**EXERCISE DIRECTIONS**
Give only the number of lines in the listing below where the string "chevron" occurs.

**RECORDS TO USE**

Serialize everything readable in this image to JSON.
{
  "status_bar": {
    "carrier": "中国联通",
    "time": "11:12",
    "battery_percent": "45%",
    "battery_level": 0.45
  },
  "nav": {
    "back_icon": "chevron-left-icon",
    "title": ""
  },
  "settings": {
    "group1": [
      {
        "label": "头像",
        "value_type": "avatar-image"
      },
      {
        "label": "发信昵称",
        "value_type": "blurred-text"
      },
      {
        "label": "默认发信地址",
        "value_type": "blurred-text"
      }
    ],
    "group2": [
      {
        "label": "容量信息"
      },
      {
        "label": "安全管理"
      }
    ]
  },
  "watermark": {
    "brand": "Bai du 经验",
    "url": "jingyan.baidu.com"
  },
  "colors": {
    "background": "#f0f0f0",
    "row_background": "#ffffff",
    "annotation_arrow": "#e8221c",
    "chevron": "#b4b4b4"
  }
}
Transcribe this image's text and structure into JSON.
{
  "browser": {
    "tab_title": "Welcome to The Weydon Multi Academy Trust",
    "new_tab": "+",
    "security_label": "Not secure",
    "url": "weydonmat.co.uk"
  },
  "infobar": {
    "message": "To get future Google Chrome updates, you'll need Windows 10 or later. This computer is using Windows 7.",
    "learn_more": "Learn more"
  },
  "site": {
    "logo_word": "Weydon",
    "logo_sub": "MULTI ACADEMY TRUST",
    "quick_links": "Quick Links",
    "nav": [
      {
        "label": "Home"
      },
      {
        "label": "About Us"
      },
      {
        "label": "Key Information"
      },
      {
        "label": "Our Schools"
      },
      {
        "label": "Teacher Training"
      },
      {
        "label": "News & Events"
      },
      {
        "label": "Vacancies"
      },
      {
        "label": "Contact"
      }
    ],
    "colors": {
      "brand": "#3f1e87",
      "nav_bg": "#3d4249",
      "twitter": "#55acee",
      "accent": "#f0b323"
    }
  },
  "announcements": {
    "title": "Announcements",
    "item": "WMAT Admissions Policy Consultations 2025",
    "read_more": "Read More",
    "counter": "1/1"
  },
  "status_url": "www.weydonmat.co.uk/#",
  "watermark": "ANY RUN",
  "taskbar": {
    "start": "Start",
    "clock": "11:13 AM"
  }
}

**TASK RESPONSE**
2